- EXERCISE AIM:
Word for word, set down the records and skip each picture.

- ENTRIES SHOWN:
· · · · ·
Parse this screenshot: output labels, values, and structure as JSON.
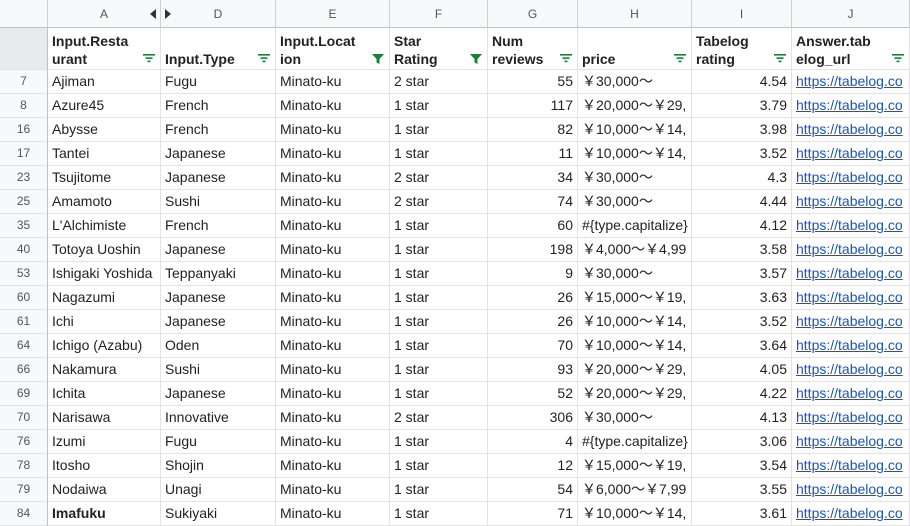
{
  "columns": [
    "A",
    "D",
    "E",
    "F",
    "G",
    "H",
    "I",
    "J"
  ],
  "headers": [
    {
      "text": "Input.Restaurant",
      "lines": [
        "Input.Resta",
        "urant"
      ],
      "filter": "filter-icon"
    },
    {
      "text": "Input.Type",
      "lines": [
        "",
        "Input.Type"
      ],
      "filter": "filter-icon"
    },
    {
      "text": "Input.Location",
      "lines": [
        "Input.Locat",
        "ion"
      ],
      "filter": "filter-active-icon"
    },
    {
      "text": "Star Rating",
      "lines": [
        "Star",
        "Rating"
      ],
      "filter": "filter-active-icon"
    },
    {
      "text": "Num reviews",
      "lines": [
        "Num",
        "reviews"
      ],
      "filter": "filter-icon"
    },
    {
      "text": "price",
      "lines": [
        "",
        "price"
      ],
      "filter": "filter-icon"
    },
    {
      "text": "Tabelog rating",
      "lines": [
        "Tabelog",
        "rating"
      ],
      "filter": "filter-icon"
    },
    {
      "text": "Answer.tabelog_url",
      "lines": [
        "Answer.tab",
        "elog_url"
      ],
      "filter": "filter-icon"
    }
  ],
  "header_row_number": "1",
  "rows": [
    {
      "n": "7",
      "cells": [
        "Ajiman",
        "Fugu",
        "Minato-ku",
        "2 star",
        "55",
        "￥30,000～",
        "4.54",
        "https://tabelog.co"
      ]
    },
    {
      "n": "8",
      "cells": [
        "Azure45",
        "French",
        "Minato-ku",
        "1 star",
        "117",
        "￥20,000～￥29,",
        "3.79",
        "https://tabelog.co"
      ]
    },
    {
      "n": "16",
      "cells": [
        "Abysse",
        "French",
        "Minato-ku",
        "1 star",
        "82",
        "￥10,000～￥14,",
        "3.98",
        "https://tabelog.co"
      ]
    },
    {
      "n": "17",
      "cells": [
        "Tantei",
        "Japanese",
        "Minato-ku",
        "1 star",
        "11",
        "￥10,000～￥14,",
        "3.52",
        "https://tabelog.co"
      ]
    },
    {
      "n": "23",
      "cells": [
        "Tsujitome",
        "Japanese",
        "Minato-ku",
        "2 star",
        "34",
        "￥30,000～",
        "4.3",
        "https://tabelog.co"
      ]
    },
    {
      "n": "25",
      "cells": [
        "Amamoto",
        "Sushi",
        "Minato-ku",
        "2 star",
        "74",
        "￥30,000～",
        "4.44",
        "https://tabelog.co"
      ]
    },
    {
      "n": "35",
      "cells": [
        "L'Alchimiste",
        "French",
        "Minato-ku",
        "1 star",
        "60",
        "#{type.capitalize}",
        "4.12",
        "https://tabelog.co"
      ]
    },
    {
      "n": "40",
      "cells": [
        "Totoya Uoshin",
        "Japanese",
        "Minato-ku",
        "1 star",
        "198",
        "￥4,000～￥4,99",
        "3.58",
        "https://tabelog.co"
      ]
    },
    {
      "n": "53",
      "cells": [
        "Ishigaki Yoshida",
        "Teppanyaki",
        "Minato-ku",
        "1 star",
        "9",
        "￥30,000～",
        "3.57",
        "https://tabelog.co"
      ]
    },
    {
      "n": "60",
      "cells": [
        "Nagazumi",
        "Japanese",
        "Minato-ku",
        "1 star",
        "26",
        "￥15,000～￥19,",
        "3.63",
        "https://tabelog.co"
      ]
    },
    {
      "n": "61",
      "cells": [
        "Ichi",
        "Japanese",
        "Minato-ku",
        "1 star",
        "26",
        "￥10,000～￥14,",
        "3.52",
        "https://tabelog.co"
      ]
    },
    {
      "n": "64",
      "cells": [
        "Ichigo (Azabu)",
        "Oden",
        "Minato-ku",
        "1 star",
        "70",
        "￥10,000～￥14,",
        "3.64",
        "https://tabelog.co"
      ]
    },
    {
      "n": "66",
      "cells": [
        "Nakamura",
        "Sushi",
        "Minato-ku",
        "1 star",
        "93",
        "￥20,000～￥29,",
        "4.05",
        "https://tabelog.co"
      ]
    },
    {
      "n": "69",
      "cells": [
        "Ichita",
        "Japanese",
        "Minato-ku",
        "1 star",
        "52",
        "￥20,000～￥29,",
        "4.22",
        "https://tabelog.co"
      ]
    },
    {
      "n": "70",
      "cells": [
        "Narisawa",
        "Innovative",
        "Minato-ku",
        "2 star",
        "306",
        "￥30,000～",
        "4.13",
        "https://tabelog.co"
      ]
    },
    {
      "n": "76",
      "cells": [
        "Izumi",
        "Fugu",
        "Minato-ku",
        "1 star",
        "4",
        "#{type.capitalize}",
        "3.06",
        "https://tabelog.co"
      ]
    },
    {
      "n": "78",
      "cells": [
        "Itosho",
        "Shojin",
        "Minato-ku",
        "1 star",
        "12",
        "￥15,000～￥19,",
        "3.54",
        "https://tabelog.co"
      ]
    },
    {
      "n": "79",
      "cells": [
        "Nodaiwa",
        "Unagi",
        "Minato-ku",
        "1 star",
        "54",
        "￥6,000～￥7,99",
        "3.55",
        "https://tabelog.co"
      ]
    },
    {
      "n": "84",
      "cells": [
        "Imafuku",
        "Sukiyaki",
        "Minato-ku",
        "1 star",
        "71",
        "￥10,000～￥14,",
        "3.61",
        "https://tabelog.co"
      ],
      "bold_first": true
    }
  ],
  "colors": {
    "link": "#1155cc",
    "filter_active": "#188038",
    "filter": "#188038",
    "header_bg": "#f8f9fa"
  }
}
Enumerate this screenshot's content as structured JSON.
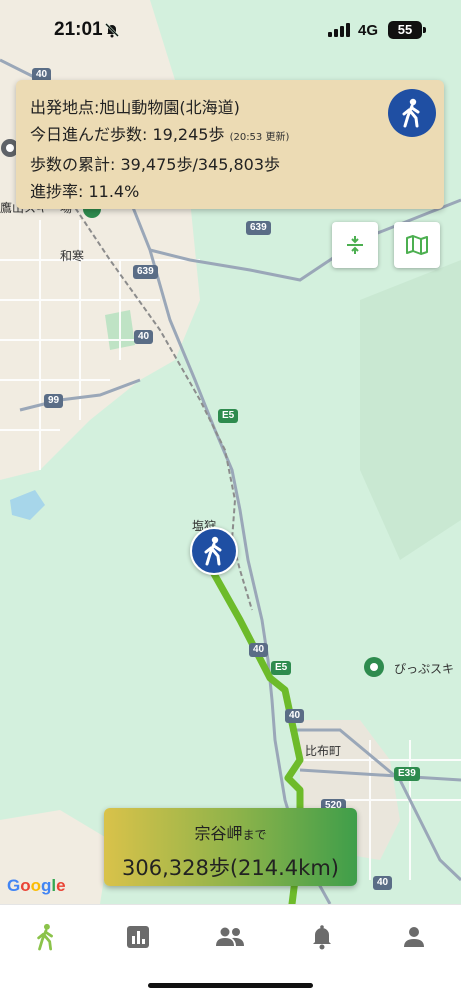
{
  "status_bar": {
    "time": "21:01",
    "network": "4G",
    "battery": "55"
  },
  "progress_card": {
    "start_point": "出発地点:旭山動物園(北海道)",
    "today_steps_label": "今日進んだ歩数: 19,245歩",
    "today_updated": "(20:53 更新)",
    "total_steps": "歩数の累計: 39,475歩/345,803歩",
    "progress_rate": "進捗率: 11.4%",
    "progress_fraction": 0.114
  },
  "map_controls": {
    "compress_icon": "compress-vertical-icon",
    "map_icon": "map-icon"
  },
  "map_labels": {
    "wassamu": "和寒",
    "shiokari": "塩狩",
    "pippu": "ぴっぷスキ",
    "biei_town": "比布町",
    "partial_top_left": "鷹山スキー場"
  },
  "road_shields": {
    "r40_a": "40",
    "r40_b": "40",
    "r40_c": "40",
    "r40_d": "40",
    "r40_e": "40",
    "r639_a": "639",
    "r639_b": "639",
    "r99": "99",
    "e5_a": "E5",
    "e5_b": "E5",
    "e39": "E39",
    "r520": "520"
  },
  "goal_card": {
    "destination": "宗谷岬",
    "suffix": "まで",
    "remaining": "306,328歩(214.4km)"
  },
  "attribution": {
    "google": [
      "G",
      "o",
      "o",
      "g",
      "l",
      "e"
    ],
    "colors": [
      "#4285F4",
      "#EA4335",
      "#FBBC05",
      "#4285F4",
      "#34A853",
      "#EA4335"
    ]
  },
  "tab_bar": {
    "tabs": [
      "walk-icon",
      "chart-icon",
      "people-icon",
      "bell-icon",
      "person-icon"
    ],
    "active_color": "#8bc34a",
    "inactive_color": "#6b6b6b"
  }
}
· · · · ·
- THE RESPONSE:
Parse this screenshot: output labels, values, and structure as JSON.
{
  "columns": [
    "A",
    "D",
    "E",
    "F",
    "G",
    "H",
    "I",
    "J"
  ],
  "headers": [
    {
      "text": "Input.Restaurant",
      "lines": [
        "Input.Resta",
        "urant"
      ],
      "filter": "filter-icon"
    },
    {
      "text": "Input.Type",
      "lines": [
        "",
        "Input.Type"
      ],
      "filter": "filter-icon"
    },
    {
      "text": "Input.Location",
      "lines": [
        "Input.Locat",
        "ion"
      ],
      "filter": "filter-active-icon"
    },
    {
      "text": "Star Rating",
      "lines": [
        "Star",
        "Rating"
      ],
      "filter": "filter-active-icon"
    },
    {
      "text": "Num reviews",
      "lines": [
        "Num",
        "reviews"
      ],
      "filter": "filter-icon"
    },
    {
      "text": "price",
      "lines": [
        "",
        "price"
      ],
      "filter": "filter-icon"
    },
    {
      "text": "Tabelog rating",
      "lines": [
        "Tabelog",
        "rating"
      ],
      "filter": "filter-icon"
    },
    {
      "text": "Answer.tabelog_url",
      "lines": [
        "Answer.tab",
        "elog_url"
      ],
      "filter": "filter-icon"
    }
  ],
  "header_row_number": "1",
  "rows": [
    {
      "n": "7",
      "cells": [
        "Ajiman",
        "Fugu",
        "Minato-ku",
        "2 star",
        "55",
        "￥30,000～",
        "4.54",
        "https://tabelog.co"
      ]
    },
    {
      "n": "8",
      "cells": [
        "Azure45",
        "French",
        "Minato-ku",
        "1 star",
        "117",
        "￥20,000～￥29,",
        "3.79",
        "https://tabelog.co"
      ]
    },
    {
      "n": "16",
      "cells": [
        "Abysse",
        "French",
        "Minato-ku",
        "1 star",
        "82",
        "￥10,000～￥14,",
        "3.98",
        "https://tabelog.co"
      ]
    },
    {
      "n": "17",
      "cells": [
        "Tantei",
        "Japanese",
        "Minato-ku",
        "1 star",
        "11",
        "￥10,000～￥14,",
        "3.52",
        "https://tabelog.co"
      ]
    },
    {
      "n": "23",
      "cells": [
        "Tsujitome",
        "Japanese",
        "Minato-ku",
        "2 star",
        "34",
        "￥30,000～",
        "4.3",
        "https://tabelog.co"
      ]
    },
    {
      "n": "25",
      "cells": [
        "Amamoto",
        "Sushi",
        "Minato-ku",
        "2 star",
        "74",
        "￥30,000～",
        "4.44",
        "https://tabelog.co"
      ]
    },
    {
      "n": "35",
      "cells": [
        "L'Alchimiste",
        "French",
        "Minato-ku",
        "1 star",
        "60",
        "#{type.capitalize}",
        "4.12",
        "https://tabelog.co"
      ]
    },
    {
      "n": "40",
      "cells": [
        "Totoya Uoshin",
        "Japanese",
        "Minato-ku",
        "1 star",
        "198",
        "￥4,000～￥4,99",
        "3.58",
        "https://tabelog.co"
      ]
    },
    {
      "n": "53",
      "cells": [
        "Ishigaki Yoshida",
        "Teppanyaki",
        "Minato-ku",
        "1 star",
        "9",
        "￥30,000～",
        "3.57",
        "https://tabelog.co"
      ]
    },
    {
      "n": "60",
      "cells": [
        "Nagazumi",
        "Japanese",
        "Minato-ku",
        "1 star",
        "26",
        "￥15,000～￥19,",
        "3.63",
        "https://tabelog.co"
      ]
    },
    {
      "n": "61",
      "cells": [
        "Ichi",
        "Japanese",
        "Minato-ku",
        "1 star",
        "26",
        "￥10,000～￥14,",
        "3.52",
        "https://tabelog.co"
      ]
    },
    {
      "n": "64",
      "cells": [
        "Ichigo (Azabu)",
        "Oden",
        "Minato-ku",
        "1 star",
        "70",
        "￥10,000～￥14,",
        "3.64",
        "https://tabelog.co"
      ]
    },
    {
      "n": "66",
      "cells": [
        "Nakamura",
        "Sushi",
        "Minato-ku",
        "1 star",
        "93",
        "￥20,000～￥29,",
        "4.05",
        "https://tabelog.co"
      ]
    },
    {
      "n": "69",
      "cells": [
        "Ichita",
        "Japanese",
        "Minato-ku",
        "1 star",
        "52",
        "￥20,000～￥29,",
        "4.22",
        "https://tabelog.co"
      ]
    },
    {
      "n": "70",
      "cells": [
        "Narisawa",
        "Innovative",
        "Minato-ku",
        "2 star",
        "306",
        "￥30,000～",
        "4.13",
        "https://tabelog.co"
      ]
    },
    {
      "n": "76",
      "cells": [
        "Izumi",
        "Fugu",
        "Minato-ku",
        "1 star",
        "4",
        "#{type.capitalize}",
        "3.06",
        "https://tabelog.co"
      ]
    },
    {
      "n": "78",
      "cells": [
        "Itosho",
        "Shojin",
        "Minato-ku",
        "1 star",
        "12",
        "￥15,000～￥19,",
        "3.54",
        "https://tabelog.co"
      ]
    },
    {
      "n": "79",
      "cells": [
        "Nodaiwa",
        "Unagi",
        "Minato-ku",
        "1 star",
        "54",
        "￥6,000～￥7,99",
        "3.55",
        "https://tabelog.co"
      ]
    },
    {
      "n": "84",
      "cells": [
        "Imafuku",
        "Sukiyaki",
        "Minato-ku",
        "1 star",
        "71",
        "￥10,000～￥14,",
        "3.61",
        "https://tabelog.co"
      ],
      "bold_first": true
    }
  ],
  "colors": {
    "link": "#1155cc",
    "filter_active": "#188038",
    "filter": "#188038",
    "header_bg": "#f8f9fa"
  }
}
Enumerate this screenshot's content as structured JSON.
{
  "status_bar": {
    "time": "21:01",
    "network": "4G",
    "battery": "55"
  },
  "progress_card": {
    "start_point": "出発地点:旭山動物園(北海道)",
    "today_steps_label": "今日進んだ歩数: 19,245歩",
    "today_updated": "(20:53 更新)",
    "total_steps": "歩数の累計: 39,475歩/345,803歩",
    "progress_rate": "進捗率: 11.4%",
    "progress_fraction": 0.114
  },
  "map_controls": {
    "compress_icon": "compress-vertical-icon",
    "map_icon": "map-icon"
  },
  "map_labels": {
    "wassamu": "和寒",
    "shiokari": "塩狩",
    "pippu": "ぴっぷスキ",
    "biei_town": "比布町",
    "partial_top_left": "鷹山スキー場"
  },
  "road_shields": {
    "r40_a": "40",
    "r40_b": "40",
    "r40_c": "40",
    "r40_d": "40",
    "r40_e": "40",
    "r639_a": "639",
    "r639_b": "639",
    "r99": "99",
    "e5_a": "E5",
    "e5_b": "E5",
    "e39": "E39",
    "r520": "520"
  },
  "goal_card": {
    "destination": "宗谷岬",
    "suffix": "まで",
    "remaining": "306,328歩(214.4km)"
  },
  "attribution": {
    "google": [
      "G",
      "o",
      "o",
      "g",
      "l",
      "e"
    ],
    "colors": [
      "#4285F4",
      "#EA4335",
      "#FBBC05",
      "#4285F4",
      "#34A853",
      "#EA4335"
    ]
  },
  "tab_bar": {
    "tabs": [
      "walk-icon",
      "chart-icon",
      "people-icon",
      "bell-icon",
      "person-icon"
    ],
    "active_color": "#8bc34a",
    "inactive_color": "#6b6b6b"
  }
}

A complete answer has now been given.